## STATED TASK
Copy each entry as it stands, leaving nothing out.

## EXTRACTED MATERIAL
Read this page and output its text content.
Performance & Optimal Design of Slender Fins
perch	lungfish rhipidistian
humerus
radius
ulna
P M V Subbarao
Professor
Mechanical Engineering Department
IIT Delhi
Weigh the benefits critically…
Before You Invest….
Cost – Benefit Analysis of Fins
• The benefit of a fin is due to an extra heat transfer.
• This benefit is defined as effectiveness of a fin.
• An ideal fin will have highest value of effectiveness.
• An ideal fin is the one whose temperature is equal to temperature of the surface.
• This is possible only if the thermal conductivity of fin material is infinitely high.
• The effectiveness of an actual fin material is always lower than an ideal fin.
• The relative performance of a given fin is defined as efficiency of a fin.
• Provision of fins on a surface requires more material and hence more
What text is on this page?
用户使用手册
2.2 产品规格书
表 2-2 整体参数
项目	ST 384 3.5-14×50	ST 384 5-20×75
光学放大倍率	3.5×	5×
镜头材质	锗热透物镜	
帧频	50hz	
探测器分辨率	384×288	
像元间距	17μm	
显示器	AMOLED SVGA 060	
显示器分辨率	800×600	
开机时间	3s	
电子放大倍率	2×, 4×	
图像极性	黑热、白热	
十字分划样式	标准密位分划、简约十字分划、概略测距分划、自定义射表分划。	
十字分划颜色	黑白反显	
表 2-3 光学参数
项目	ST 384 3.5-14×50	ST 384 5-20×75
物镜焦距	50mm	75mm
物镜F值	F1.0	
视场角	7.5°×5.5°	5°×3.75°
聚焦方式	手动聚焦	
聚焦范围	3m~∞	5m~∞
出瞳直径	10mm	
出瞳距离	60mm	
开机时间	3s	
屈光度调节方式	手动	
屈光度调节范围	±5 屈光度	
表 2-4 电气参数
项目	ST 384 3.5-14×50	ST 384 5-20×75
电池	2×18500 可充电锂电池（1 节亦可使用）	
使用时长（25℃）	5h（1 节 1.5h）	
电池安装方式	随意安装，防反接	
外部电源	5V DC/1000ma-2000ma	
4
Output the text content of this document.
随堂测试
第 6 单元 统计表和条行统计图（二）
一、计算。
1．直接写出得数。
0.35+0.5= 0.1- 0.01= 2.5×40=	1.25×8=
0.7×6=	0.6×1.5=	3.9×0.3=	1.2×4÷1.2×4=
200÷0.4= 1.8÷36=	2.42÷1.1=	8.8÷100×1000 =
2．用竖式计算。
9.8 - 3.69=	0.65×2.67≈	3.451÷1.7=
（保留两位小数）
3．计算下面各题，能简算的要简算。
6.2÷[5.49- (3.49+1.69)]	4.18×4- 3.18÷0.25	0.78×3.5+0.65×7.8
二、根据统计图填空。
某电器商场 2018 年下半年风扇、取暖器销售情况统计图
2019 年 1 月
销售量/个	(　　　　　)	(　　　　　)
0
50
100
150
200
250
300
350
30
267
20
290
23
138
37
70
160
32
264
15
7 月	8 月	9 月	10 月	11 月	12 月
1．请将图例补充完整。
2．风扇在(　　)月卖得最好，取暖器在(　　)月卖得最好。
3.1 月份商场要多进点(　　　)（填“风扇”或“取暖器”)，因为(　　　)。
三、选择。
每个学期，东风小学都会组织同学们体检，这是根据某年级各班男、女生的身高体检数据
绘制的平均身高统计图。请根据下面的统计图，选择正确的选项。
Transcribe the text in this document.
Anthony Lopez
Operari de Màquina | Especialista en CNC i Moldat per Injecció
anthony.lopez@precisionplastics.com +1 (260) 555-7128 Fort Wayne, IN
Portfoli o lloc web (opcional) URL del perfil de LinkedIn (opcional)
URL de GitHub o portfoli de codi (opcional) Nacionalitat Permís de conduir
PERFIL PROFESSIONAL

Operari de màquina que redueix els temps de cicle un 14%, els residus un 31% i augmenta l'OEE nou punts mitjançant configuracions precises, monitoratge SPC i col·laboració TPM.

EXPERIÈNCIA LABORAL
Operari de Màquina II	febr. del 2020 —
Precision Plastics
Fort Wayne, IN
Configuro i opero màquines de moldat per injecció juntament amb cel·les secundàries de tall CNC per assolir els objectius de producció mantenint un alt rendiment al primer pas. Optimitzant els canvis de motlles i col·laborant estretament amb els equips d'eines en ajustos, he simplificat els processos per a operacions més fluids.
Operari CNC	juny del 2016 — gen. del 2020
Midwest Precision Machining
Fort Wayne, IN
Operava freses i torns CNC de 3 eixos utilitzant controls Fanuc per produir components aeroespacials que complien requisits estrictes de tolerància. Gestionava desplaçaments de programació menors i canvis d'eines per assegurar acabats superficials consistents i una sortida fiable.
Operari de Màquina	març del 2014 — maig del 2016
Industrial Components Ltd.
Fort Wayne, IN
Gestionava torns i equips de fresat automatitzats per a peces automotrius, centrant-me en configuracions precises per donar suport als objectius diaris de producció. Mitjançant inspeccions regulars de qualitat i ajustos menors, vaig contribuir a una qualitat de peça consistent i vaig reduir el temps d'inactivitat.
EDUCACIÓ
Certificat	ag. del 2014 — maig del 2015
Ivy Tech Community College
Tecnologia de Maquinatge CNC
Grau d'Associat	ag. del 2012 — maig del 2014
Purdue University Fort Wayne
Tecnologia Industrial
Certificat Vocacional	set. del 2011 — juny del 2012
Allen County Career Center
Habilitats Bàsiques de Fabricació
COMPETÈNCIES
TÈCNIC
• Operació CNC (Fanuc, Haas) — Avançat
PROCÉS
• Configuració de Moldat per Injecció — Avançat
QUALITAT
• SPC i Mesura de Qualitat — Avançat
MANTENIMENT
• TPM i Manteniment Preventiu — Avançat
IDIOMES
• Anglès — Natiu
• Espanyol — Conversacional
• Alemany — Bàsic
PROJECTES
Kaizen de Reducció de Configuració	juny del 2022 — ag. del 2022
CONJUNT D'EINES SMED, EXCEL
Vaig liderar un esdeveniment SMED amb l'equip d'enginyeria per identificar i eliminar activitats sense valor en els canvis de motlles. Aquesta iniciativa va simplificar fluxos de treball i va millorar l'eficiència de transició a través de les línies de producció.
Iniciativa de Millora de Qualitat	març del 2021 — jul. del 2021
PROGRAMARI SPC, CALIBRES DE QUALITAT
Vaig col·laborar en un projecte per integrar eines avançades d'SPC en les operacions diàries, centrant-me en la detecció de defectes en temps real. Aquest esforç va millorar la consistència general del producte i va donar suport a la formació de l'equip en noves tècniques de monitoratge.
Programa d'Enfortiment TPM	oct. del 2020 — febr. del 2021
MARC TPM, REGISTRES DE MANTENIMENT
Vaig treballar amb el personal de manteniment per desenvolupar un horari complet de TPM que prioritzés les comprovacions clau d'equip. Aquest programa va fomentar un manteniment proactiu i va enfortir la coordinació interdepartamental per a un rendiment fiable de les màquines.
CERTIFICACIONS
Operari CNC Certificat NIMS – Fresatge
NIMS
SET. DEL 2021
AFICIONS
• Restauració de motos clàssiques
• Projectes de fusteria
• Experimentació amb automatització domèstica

## PROBLEM SOLUTION
Read this page and output its text content.
Performance & Optimal Design of Slender Fins
perch	lungfish rhipidistian
humerus
radius
ulna
P M V Subbarao
Professor
Mechanical Engineering Department
IIT Delhi
Weigh the benefits critically…
Before You Invest….
Cost – Benefit Analysis of Fins
• The benefit of a fin is due to an extra heat transfer.
• This benefit is defined as effectiveness of a fin.
• An ideal fin will have highest value of effectiveness.
• An ideal fin is the one whose temperature is equal to temperature of the surface.
• This is possible only if the thermal conductivity of fin material is infinitely high.
• The effectiveness of an actual fin material is always lower than an ideal fin.
• The relative performance of a given fin is defined as efficiency of a fin.
• Provision of fins on a surface requires more material and hence more
What text is on this page?
用户使用手册
2.2 产品规格书
表 2-2 整体参数
项目	ST 384 3.5-14×50	ST 384 5-20×75
光学放大倍率	3.5×	5×
镜头材质	锗热透物镜	
帧频	50hz	
探测器分辨率	384×288	
像元间距	17μm	
显示器	AMOLED SVGA 060	
显示器分辨率	800×600	
开机时间	3s	
电子放大倍率	2×, 4×	
图像极性	黑热、白热	
十字分划样式	标准密位分划、简约十字分划、概略测距分划、自定义射表分划。	
十字分划颜色	黑白反显	
表 2-3 光学参数
项目	ST 384 3.5-14×50	ST 384 5-20×75
物镜焦距	50mm	75mm
物镜F值	F1.0	
视场角	7.5°×5.5°	5°×3.75°
聚焦方式	手动聚焦	
聚焦范围	3m~∞	5m~∞
出瞳直径	10mm	
出瞳距离	60mm	
开机时间	3s	
屈光度调节方式	手动	
屈光度调节范围	±5 屈光度	
表 2-4 电气参数
项目	ST 384 3.5-14×50	ST 384 5-20×75
电池	2×18500 可充电锂电池（1 节亦可使用）	
使用时长（25℃）	5h（1 节 1.5h）	
电池安装方式	随意安装，防反接	
外部电源	5V DC/1000ma-2000ma	
4
Output the text content of this document.
随堂测试
第 6 单元 统计表和条行统计图（二）
一、计算。
1．直接写出得数。
0.35+0.5= 0.1- 0.01= 2.5×40=	1.25×8=
0.7×6=	0.6×1.5=	3.9×0.3=	1.2×4÷1.2×4=
200÷0.4= 1.8÷36=	2.42÷1.1=	8.8÷100×1000 =
2．用竖式计算。
9.8 - 3.69=	0.65×2.67≈	3.451÷1.7=
（保留两位小数）
3．计算下面各题，能简算的要简算。
6.2÷[5.49- (3.49+1.69)]	4.18×4- 3.18÷0.25	0.78×3.5+0.65×7.8
二、根据统计图填空。
某电器商场 2018 年下半年风扇、取暖器销售情况统计图
2019 年 1 月
销售量/个	(　　　　　)	(　　　　　)
0
50
100
150
200
250
300
350
30
267
20
290
23
138
37
70
160
32
264
15
7 月	8 月	9 月	10 月	11 月	12 月
1．请将图例补充完整。
2．风扇在(　　)月卖得最好，取暖器在(　　)月卖得最好。
3.1 月份商场要多进点(　　　)（填“风扇”或“取暖器”)，因为(　　　)。
三、选择。
每个学期，东风小学都会组织同学们体检，这是根据某年级各班男、女生的身高体检数据
绘制的平均身高统计图。请根据下面的统计图，选择正确的选项。
Transcribe the text in this document.
Anthony Lopez
Operari de Màquina | Especialista en CNC i Moldat per Injecció
anthony.lopez@precisionplastics.com +1 (260) 555-7128 Fort Wayne, IN
Portfoli o lloc web (opcional) URL del perfil de LinkedIn (opcional)
URL de GitHub o portfoli de codi (opcional) Nacionalitat Permís de conduir
PERFIL PROFESSIONAL

Operari de màquina que redueix els temps de cicle un 14%, els residus un 31% i augmenta l'OEE nou punts mitjançant configuracions precises, monitoratge SPC i col·laboració TPM.

EXPERIÈNCIA LABORAL
Operari de Màquina II	febr. del 2020 —
Precision Plastics
Fort Wayne, IN
Configuro i opero màquines de moldat per injecció juntament amb cel·les secundàries de tall CNC per assolir els objectius de producció mantenint un alt rendiment al primer pas. Optimitzant els canvis de motlles i col·laborant estretament amb els equips d'eines en ajustos, he simplificat els processos per a operacions més fluids.
Operari CNC	juny del 2016 — gen. del 2020
Midwest Precision Machining
Fort Wayne, IN
Operava freses i torns CNC de 3 eixos utilitzant controls Fanuc per produir components aeroespacials que complien requisits estrictes de tolerància. Gestionava desplaçaments de programació menors i canvis d'eines per assegurar acabats superficials consistents i una sortida fiable.
Operari de Màquina	març del 2014 — maig del 2016
Industrial Components Ltd.
Fort Wayne, IN
Gestionava torns i equips de fresat automatitzats per a peces automotrius, centrant-me en configuracions precises per donar suport als objectius diaris de producció. Mitjançant inspeccions regulars de qualitat i ajustos menors, vaig contribuir a una qualitat de peça consistent i vaig reduir el temps d'inactivitat.
EDUCACIÓ
Certificat	ag. del 2014 — maig del 2015
Ivy Tech Community College
Tecnologia de Maquinatge CNC
Grau d'Associat	ag. del 2012 — maig del 2014
Purdue University Fort Wayne
Tecnologia Industrial
Certificat Vocacional	set. del 2011 — juny del 2012
Allen County Career Center
Habilitats Bàsiques de Fabricació
COMPETÈNCIES
TÈCNIC
• Operació CNC (Fanuc, Haas) — Avançat
PROCÉS
• Configuració de Moldat per Injecció — Avançat
QUALITAT
• SPC i Mesura de Qualitat — Avançat
MANTENIMENT
• TPM i Manteniment Preventiu — Avançat
IDIOMES
• Anglès — Natiu
• Espanyol — Conversacional
• Alemany — Bàsic
PROJECTES
Kaizen de Reducció de Configuració	juny del 2022 — ag. del 2022
CONJUNT D'EINES SMED, EXCEL
Vaig liderar un esdeveniment SMED amb l'equip d'enginyeria per identificar i eliminar activitats sense valor en els canvis de motlles. Aquesta iniciativa va simplificar fluxos de treball i va millorar l'eficiència de transició a través de les línies de producció.
Iniciativa de Millora de Qualitat	març del 2021 — jul. del 2021
PROGRAMARI SPC, CALIBRES DE QUALITAT
Vaig col·laborar en un projecte per integrar eines avançades d'SPC en les operacions diàries, centrant-me en la detecció de defectes en temps real. Aquest esforç va millorar la consistència general del producte i va donar suport a la formació de l'equip en noves tècniques de monitoratge.
Programa d'Enfortiment TPM	oct. del 2020 — febr. del 2021
MARC TPM, REGISTRES DE MANTENIMENT
Vaig treballar amb el personal de manteniment per desenvolupar un horari complet de TPM que prioritzés les comprovacions clau d'equip. Aquest programa va fomentar un manteniment proactiu i va enfortir la coordinació interdepartamental per a un rendiment fiable de les màquines.
CERTIFICACIONS
Operari CNC Certificat NIMS – Fresatge
NIMS
SET. DEL 2021
AFICIONS
• Restauració de motos clàssiques
• Projectes de fusteria
• Experimentació amb automatització domèstica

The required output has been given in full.